● **Task instructions**:
From the entries below, copy each line in which the word "functions" occurs.

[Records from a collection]
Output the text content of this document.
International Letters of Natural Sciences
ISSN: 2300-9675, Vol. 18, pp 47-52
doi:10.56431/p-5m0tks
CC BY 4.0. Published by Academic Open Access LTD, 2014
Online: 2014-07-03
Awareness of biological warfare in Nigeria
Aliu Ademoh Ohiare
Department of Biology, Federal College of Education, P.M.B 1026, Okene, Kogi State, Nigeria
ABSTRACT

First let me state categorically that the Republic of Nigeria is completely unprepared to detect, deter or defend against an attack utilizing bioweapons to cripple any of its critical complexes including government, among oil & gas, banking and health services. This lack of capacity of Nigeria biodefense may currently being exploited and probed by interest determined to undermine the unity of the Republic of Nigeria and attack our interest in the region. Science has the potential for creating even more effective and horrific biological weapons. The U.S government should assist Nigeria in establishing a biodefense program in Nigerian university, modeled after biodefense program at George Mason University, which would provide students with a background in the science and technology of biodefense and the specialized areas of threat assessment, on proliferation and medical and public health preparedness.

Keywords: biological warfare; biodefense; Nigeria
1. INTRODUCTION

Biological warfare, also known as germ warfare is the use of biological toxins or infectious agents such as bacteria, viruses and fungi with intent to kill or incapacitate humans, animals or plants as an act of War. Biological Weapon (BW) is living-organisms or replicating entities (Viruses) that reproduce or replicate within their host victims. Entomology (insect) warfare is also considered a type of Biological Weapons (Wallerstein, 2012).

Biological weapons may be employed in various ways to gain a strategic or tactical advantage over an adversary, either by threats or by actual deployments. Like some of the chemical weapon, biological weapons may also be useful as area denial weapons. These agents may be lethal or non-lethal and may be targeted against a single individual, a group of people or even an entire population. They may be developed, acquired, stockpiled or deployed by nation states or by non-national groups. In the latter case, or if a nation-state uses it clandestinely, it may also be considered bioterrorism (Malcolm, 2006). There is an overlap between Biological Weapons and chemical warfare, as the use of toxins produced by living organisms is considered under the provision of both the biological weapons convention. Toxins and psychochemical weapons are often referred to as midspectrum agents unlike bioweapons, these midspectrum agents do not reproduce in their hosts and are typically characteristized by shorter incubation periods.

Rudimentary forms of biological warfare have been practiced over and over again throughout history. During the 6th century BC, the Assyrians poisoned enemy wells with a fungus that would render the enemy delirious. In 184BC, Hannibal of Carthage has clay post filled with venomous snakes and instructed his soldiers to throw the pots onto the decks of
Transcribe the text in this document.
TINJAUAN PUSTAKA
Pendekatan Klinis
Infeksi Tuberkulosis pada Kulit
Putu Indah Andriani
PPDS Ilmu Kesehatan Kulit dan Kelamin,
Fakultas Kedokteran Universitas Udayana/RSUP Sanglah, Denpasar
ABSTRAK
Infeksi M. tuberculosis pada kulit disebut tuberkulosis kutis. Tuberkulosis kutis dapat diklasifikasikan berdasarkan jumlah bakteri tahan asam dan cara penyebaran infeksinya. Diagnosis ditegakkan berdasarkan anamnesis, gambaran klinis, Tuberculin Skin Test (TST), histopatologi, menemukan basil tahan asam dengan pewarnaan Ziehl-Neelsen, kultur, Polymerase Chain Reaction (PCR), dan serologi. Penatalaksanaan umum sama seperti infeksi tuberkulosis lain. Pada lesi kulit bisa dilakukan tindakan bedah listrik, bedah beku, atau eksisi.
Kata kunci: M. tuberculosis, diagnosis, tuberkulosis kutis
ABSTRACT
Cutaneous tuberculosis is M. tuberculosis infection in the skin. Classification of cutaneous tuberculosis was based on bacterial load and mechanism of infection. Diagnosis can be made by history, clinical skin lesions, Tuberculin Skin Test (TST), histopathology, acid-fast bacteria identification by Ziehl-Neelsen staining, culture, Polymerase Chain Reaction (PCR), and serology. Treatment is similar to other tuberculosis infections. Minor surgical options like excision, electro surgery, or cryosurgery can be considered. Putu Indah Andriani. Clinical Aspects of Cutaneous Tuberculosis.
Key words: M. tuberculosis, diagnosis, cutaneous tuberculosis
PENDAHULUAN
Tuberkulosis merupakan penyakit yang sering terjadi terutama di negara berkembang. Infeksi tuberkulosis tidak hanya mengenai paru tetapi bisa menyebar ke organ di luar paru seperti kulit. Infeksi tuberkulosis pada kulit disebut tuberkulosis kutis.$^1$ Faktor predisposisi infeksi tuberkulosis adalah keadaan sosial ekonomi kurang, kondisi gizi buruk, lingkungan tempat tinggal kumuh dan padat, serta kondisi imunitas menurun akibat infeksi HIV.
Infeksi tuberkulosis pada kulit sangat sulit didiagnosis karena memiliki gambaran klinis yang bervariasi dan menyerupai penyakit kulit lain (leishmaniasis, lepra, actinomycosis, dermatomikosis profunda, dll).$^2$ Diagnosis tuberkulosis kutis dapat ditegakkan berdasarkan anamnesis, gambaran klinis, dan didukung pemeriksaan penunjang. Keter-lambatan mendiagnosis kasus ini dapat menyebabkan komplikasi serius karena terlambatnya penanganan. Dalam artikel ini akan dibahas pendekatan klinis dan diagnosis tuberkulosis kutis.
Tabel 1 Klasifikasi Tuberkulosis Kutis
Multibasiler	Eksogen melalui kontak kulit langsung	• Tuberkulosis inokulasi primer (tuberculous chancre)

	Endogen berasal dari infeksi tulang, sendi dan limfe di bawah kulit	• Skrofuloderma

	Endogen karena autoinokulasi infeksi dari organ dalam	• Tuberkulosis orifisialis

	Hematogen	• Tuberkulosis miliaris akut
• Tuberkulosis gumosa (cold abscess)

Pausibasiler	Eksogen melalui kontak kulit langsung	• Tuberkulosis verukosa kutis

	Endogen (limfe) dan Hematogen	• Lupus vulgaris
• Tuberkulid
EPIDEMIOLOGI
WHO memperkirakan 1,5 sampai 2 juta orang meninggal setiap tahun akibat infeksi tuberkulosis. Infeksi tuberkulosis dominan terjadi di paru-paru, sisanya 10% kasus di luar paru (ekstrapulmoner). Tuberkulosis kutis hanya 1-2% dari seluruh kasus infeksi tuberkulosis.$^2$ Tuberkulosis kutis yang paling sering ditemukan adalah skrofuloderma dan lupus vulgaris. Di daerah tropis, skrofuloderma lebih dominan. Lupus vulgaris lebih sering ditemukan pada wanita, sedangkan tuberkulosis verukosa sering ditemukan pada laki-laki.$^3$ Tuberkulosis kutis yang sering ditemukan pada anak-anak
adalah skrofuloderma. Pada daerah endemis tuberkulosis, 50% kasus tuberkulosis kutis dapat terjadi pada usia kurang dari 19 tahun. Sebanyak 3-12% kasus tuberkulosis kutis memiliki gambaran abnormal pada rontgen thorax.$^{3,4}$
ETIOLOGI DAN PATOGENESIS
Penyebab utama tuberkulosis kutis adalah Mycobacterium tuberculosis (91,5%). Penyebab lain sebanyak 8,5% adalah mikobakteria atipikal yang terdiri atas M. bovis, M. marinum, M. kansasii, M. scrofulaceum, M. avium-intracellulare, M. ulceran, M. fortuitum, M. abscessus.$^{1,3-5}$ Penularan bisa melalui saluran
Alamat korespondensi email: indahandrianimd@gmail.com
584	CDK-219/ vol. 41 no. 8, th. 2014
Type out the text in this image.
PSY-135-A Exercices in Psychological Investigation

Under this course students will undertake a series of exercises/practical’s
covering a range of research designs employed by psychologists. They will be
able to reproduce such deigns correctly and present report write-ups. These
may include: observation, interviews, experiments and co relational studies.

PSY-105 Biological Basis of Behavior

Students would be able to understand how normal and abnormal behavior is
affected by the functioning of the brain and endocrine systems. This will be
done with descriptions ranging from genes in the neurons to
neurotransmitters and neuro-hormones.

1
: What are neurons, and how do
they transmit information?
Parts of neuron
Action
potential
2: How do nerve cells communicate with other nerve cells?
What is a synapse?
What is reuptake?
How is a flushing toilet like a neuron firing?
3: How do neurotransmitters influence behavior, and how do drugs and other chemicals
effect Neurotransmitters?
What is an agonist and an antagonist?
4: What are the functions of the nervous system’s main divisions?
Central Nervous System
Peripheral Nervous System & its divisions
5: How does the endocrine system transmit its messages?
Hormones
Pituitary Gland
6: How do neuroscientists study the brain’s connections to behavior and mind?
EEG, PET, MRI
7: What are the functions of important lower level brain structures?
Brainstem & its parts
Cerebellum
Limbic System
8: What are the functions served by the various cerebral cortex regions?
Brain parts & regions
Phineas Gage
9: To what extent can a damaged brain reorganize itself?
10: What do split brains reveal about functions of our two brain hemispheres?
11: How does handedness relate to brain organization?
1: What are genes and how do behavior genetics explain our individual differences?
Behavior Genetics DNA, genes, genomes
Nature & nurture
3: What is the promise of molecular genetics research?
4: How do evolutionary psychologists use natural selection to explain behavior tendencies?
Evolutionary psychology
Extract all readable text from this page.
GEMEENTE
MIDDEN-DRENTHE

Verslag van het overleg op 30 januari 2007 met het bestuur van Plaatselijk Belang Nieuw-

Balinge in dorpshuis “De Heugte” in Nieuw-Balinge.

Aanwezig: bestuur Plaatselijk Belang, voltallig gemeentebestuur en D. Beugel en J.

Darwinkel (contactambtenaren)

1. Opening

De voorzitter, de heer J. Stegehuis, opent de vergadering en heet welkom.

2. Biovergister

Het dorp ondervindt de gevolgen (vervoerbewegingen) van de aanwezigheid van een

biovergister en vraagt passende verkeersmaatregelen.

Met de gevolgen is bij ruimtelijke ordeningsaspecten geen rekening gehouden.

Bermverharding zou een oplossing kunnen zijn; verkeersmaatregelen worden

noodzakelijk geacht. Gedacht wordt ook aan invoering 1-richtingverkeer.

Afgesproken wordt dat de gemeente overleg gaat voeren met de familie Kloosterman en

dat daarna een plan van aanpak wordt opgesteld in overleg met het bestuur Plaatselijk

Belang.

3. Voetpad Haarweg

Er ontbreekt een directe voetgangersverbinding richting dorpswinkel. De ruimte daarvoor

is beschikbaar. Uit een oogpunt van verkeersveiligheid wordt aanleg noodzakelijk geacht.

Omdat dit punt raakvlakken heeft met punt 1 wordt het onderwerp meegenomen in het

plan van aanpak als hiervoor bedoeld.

● **Response area**:
4: What are the functions of the nervous system’s main divisions?
7: What are the functions of important lower level brain structures?
8: What are the functions served by the various cerebral cortex regions?
10: What do split brains reveal about functions of our two brain hemispheres?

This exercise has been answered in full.